* _Dataset records_:
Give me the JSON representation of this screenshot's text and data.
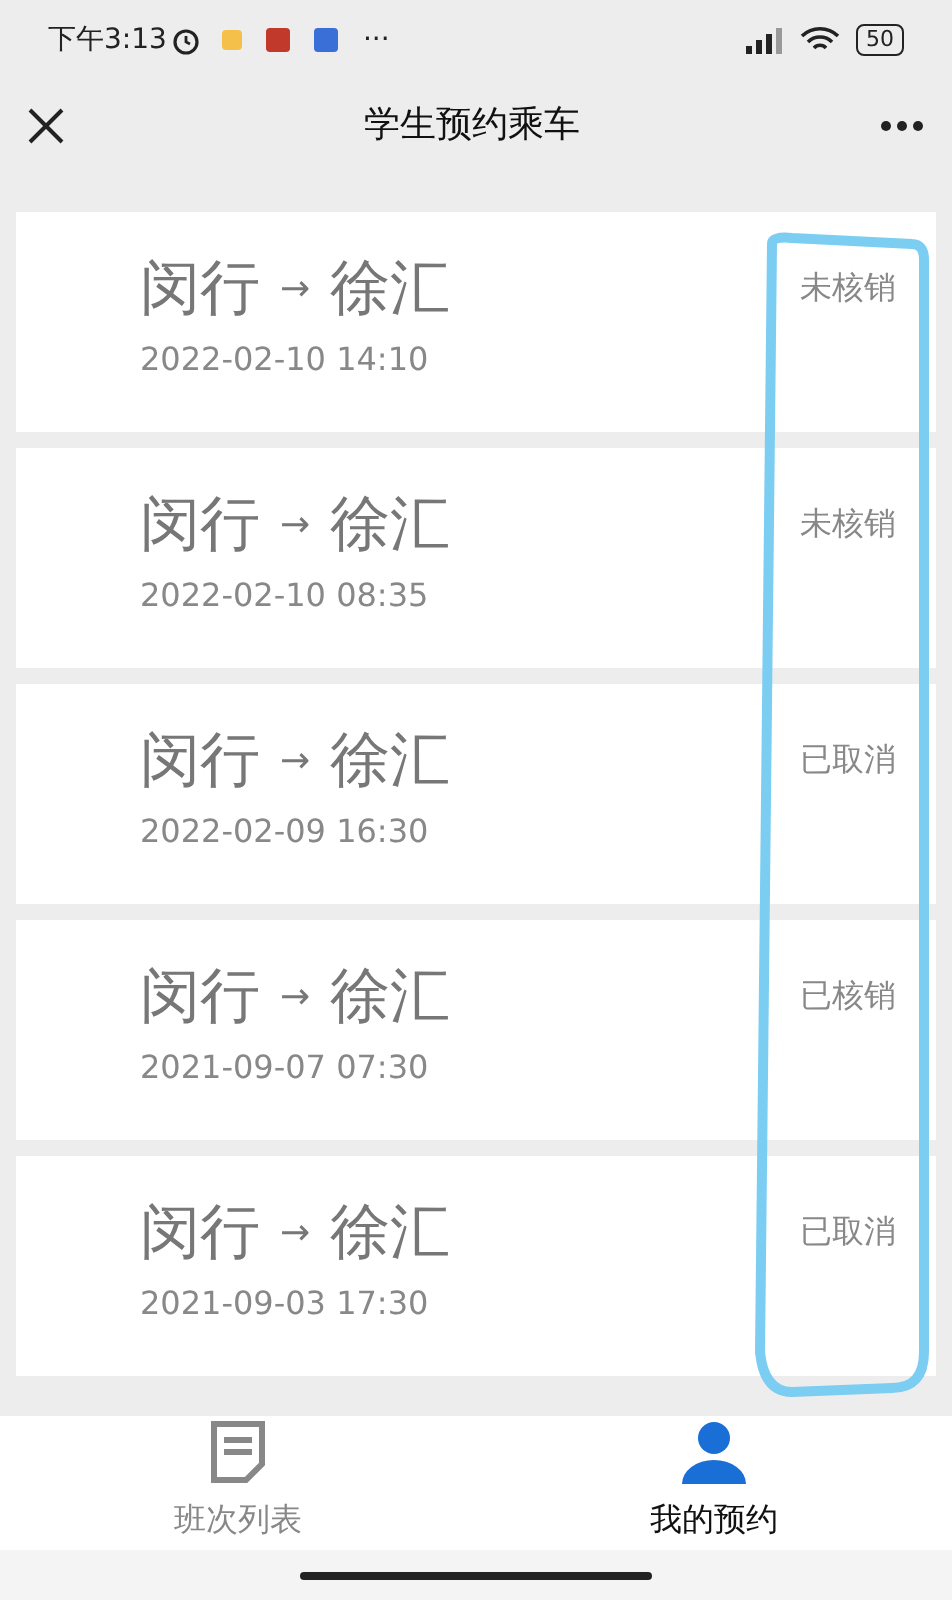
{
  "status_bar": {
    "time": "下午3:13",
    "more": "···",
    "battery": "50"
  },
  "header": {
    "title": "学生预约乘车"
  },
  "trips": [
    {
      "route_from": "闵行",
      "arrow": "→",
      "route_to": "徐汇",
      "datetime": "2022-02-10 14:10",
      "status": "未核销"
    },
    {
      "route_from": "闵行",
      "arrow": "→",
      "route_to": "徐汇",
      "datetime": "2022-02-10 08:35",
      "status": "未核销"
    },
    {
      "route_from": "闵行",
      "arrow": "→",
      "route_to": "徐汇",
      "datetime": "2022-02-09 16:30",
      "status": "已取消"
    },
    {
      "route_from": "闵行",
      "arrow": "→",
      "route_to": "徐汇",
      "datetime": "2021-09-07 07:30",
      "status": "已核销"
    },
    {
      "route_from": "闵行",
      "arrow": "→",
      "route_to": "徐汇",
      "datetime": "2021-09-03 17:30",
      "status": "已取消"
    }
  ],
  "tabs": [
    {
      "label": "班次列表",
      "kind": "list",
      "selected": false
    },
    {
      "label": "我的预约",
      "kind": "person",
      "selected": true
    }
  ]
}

* _What is needed_:
Locate the word "datetime" in the records above, and return each line that has it.

* _Expected answer_:
      "datetime": "2022-02-10 14:10",
      "datetime": "2022-02-10 08:35",
      "datetime": "2022-02-09 16:30",
      "datetime": "2021-09-07 07:30",
      "datetime": "2021-09-03 17:30",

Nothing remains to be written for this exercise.